**Records from a data collection**

-- BEGIN --

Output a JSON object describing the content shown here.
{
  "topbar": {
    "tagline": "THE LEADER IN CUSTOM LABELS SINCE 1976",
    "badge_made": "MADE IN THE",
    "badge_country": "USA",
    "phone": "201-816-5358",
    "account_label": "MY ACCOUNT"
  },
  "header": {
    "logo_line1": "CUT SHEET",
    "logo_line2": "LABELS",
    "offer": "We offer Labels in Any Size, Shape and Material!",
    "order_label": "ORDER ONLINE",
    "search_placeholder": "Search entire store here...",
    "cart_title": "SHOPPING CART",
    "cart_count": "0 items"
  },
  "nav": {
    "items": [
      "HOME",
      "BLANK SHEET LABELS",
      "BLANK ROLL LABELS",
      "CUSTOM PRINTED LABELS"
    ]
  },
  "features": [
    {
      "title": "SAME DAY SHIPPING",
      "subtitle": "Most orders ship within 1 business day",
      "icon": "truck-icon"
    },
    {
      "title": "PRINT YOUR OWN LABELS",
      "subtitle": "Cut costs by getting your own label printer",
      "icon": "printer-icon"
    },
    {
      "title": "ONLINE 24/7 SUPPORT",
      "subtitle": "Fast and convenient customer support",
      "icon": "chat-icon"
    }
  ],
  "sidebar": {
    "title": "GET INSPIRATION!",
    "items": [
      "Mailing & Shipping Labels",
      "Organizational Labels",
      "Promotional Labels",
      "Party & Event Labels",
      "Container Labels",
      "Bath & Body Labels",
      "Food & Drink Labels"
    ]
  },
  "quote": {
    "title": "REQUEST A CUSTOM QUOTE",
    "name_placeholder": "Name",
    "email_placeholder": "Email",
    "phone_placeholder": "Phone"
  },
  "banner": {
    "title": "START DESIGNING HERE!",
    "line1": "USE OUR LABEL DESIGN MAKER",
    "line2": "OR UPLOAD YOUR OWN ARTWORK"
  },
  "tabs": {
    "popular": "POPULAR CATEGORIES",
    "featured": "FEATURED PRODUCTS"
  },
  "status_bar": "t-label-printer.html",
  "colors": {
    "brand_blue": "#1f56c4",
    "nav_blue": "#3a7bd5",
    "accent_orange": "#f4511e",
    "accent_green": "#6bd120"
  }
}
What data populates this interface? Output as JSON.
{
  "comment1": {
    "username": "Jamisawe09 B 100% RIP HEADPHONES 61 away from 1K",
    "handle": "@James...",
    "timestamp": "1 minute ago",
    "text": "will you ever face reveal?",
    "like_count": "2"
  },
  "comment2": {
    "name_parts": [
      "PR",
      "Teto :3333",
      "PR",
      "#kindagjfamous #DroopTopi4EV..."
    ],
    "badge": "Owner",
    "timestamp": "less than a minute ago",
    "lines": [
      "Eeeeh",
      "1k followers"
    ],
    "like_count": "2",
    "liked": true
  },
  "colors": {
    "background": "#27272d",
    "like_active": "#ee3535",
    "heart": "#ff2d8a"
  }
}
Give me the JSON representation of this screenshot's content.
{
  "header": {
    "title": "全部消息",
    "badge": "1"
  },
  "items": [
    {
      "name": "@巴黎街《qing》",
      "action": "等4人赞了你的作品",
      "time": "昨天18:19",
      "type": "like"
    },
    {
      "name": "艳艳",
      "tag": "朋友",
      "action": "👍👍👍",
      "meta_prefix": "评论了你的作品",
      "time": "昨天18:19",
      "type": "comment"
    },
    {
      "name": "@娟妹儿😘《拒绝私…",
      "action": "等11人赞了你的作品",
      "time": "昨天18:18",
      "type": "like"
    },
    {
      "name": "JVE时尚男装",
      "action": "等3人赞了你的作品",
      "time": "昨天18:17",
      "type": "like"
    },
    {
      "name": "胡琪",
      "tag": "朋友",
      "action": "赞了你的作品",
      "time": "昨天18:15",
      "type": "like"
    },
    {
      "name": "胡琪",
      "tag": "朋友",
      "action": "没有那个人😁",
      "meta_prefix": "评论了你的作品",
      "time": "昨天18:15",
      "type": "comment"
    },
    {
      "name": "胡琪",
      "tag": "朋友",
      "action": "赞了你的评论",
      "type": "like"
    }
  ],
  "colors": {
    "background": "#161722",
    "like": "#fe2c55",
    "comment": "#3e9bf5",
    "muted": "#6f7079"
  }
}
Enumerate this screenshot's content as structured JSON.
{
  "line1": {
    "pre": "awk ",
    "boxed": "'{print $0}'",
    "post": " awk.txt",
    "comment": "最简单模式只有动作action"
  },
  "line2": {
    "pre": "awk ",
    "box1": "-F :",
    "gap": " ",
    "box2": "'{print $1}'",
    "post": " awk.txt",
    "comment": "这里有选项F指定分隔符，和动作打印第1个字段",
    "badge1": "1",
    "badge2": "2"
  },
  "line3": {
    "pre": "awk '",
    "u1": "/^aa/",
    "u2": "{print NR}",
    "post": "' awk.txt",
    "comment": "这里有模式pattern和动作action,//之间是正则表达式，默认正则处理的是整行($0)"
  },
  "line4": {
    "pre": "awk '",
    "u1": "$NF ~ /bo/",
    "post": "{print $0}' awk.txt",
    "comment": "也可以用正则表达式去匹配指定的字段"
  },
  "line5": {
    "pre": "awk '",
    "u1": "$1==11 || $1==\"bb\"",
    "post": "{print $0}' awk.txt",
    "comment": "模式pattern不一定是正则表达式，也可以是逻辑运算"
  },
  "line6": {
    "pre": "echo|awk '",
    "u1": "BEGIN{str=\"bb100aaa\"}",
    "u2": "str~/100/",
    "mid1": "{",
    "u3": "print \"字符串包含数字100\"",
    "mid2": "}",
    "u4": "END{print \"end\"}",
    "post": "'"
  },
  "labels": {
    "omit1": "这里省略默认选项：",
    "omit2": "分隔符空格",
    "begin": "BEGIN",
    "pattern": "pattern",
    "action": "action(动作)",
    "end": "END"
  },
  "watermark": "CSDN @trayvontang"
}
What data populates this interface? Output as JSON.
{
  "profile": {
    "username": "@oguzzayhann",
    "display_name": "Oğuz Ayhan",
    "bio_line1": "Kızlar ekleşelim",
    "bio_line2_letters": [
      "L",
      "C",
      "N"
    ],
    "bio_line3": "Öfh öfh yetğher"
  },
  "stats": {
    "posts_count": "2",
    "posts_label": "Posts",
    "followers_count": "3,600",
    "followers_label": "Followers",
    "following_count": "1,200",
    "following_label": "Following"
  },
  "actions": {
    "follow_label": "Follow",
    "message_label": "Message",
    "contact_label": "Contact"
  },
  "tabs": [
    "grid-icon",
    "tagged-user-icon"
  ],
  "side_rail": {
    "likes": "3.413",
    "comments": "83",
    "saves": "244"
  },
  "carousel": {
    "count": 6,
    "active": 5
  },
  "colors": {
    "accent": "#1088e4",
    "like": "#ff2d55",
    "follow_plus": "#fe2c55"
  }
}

-- END --

**THE TASK**
Copy each record from above without leaving any out.

**WRITTEN SOLUTION**
Output a JSON object describing the content shown here.
{
  "topbar": {
    "tagline": "THE LEADER IN CUSTOM LABELS SINCE 1976",
    "badge_made": "MADE IN THE",
    "badge_country": "USA",
    "phone": "201-816-5358",
    "account_label": "MY ACCOUNT"
  },
  "header": {
    "logo_line1": "CUT SHEET",
    "logo_line2": "LABELS",
    "offer": "We offer Labels in Any Size, Shape and Material!",
    "order_label": "ORDER ONLINE",
    "search_placeholder": "Search entire store here...",
    "cart_title": "SHOPPING CART",
    "cart_count": "0 items"
  },
  "nav": {
    "items": [
      "HOME",
      "BLANK SHEET LABELS",
      "BLANK ROLL LABELS",
      "CUSTOM PRINTED LABELS"
    ]
  },
  "features": [
    {
      "title": "SAME DAY SHIPPING",
      "subtitle": "Most orders ship within 1 business day",
      "icon": "truck-icon"
    },
    {
      "title": "PRINT YOUR OWN LABELS",
      "subtitle": "Cut costs by getting your own label printer",
      "icon": "printer-icon"
    },
    {
      "title": "ONLINE 24/7 SUPPORT",
      "subtitle": "Fast and convenient customer support",
      "icon": "chat-icon"
    }
  ],
  "sidebar": {
    "title": "GET INSPIRATION!",
    "items": [
      "Mailing & Shipping Labels",
      "Organizational Labels",
      "Promotional Labels",
      "Party & Event Labels",
      "Container Labels",
      "Bath & Body Labels",
      "Food & Drink Labels"
    ]
  },
  "quote": {
    "title": "REQUEST A CUSTOM QUOTE",
    "name_placeholder": "Name",
    "email_placeholder": "Email",
    "phone_placeholder": "Phone"
  },
  "banner": {
    "title": "START DESIGNING HERE!",
    "line1": "USE OUR LABEL DESIGN MAKER",
    "line2": "OR UPLOAD YOUR OWN ARTWORK"
  },
  "tabs": {
    "popular": "POPULAR CATEGORIES",
    "featured": "FEATURED PRODUCTS"
  },
  "status_bar": "t-label-printer.html",
  "colors": {
    "brand_blue": "#1f56c4",
    "nav_blue": "#3a7bd5",
    "accent_orange": "#f4511e",
    "accent_green": "#6bd120"
  }
}
What data populates this interface? Output as JSON.
{
  "comment1": {
    "username": "Jamisawe09 B 100% RIP HEADPHONES 61 away from 1K",
    "handle": "@James...",
    "timestamp": "1 minute ago",
    "text": "will you ever face reveal?",
    "like_count": "2"
  },
  "comment2": {
    "name_parts": [
      "PR",
      "Teto :3333",
      "PR",
      "#kindagjfamous #DroopTopi4EV..."
    ],
    "badge": "Owner",
    "timestamp": "less than a minute ago",
    "lines": [
      "Eeeeh",
      "1k followers"
    ],
    "like_count": "2",
    "liked": true
  },
  "colors": {
    "background": "#27272d",
    "like_active": "#ee3535",
    "heart": "#ff2d8a"
  }
}
Give me the JSON representation of this screenshot's content.
{
  "header": {
    "title": "全部消息",
    "badge": "1"
  },
  "items": [
    {
      "name": "@巴黎街《qing》",
      "action": "等4人赞了你的作品",
      "time": "昨天18:19",
      "type": "like"
    },
    {
      "name": "艳艳",
      "tag": "朋友",
      "action": "👍👍👍",
      "meta_prefix": "评论了你的作品",
      "time": "昨天18:19",
      "type": "comment"
    },
    {
      "name": "@娟妹儿😘《拒绝私…",
      "action": "等11人赞了你的作品",
      "time": "昨天18:18",
      "type": "like"
    },
    {
      "name": "JVE时尚男装",
      "action": "等3人赞了你的作品",
      "time": "昨天18:17",
      "type": "like"
    },
    {
      "name": "胡琪",
      "tag": "朋友",
      "action": "赞了你的作品",
      "time": "昨天18:15",
      "type": "like"
    },
    {
      "name": "胡琪",
      "tag": "朋友",
      "action": "没有那个人😁",
      "meta_prefix": "评论了你的作品",
      "time": "昨天18:15",
      "type": "comment"
    },
    {
      "name": "胡琪",
      "tag": "朋友",
      "action": "赞了你的评论",
      "type": "like"
    }
  ],
  "colors": {
    "background": "#161722",
    "like": "#fe2c55",
    "comment": "#3e9bf5",
    "muted": "#6f7079"
  }
}
Enumerate this screenshot's content as structured JSON.
{
  "line1": {
    "pre": "awk ",
    "boxed": "'{print $0}'",
    "post": " awk.txt",
    "comment": "最简单模式只有动作action"
  },
  "line2": {
    "pre": "awk ",
    "box1": "-F :",
    "gap": " ",
    "box2": "'{print $1}'",
    "post": " awk.txt",
    "comment": "这里有选项F指定分隔符，和动作打印第1个字段",
    "badge1": "1",
    "badge2": "2"
  },
  "line3": {
    "pre": "awk '",
    "u1": "/^aa/",
    "u2": "{print NR}",
    "post": "' awk.txt",
    "comment": "这里有模式pattern和动作action,//之间是正则表达式，默认正则处理的是整行($0)"
  },
  "line4": {
    "pre": "awk '",
    "u1": "$NF ~ /bo/",
    "post": "{print $0}' awk.txt",
    "comment": "也可以用正则表达式去匹配指定的字段"
  },
  "line5": {
    "pre": "awk '",
    "u1": "$1==11 || $1==\"bb\"",
    "post": "{print $0}' awk.txt",
    "comment": "模式pattern不一定是正则表达式，也可以是逻辑运算"
  },
  "line6": {
    "pre": "echo|awk '",
    "u1": "BEGIN{str=\"bb100aaa\"}",
    "u2": "str~/100/",
    "mid1": "{",
    "u3": "print \"字符串包含数字100\"",
    "mid2": "}",
    "u4": "END{print \"end\"}",
    "post": "'"
  },
  "labels": {
    "omit1": "这里省略默认选项：",
    "omit2": "分隔符空格",
    "begin": "BEGIN",
    "pattern": "pattern",
    "action": "action(动作)",
    "end": "END"
  },
  "watermark": "CSDN @trayvontang"
}
What data populates this interface? Output as JSON.
{
  "profile": {
    "username": "@oguzzayhann",
    "display_name": "Oğuz Ayhan",
    "bio_line1": "Kızlar ekleşelim",
    "bio_line2_letters": [
      "L",
      "C",
      "N"
    ],
    "bio_line3": "Öfh öfh yetğher"
  },
  "stats": {
    "posts_count": "2",
    "posts_label": "Posts",
    "followers_count": "3,600",
    "followers_label": "Followers",
    "following_count": "1,200",
    "following_label": "Following"
  },
  "actions": {
    "follow_label": "Follow",
    "message_label": "Message",
    "contact_label": "Contact"
  },
  "tabs": [
    "grid-icon",
    "tagged-user-icon"
  ],
  "side_rail": {
    "likes": "3.413",
    "comments": "83",
    "saves": "244"
  },
  "carousel": {
    "count": 6,
    "active": 5
  },
  "colors": {
    "accent": "#1088e4",
    "like": "#ff2d55",
    "follow_plus": "#fe2c55"
  }
}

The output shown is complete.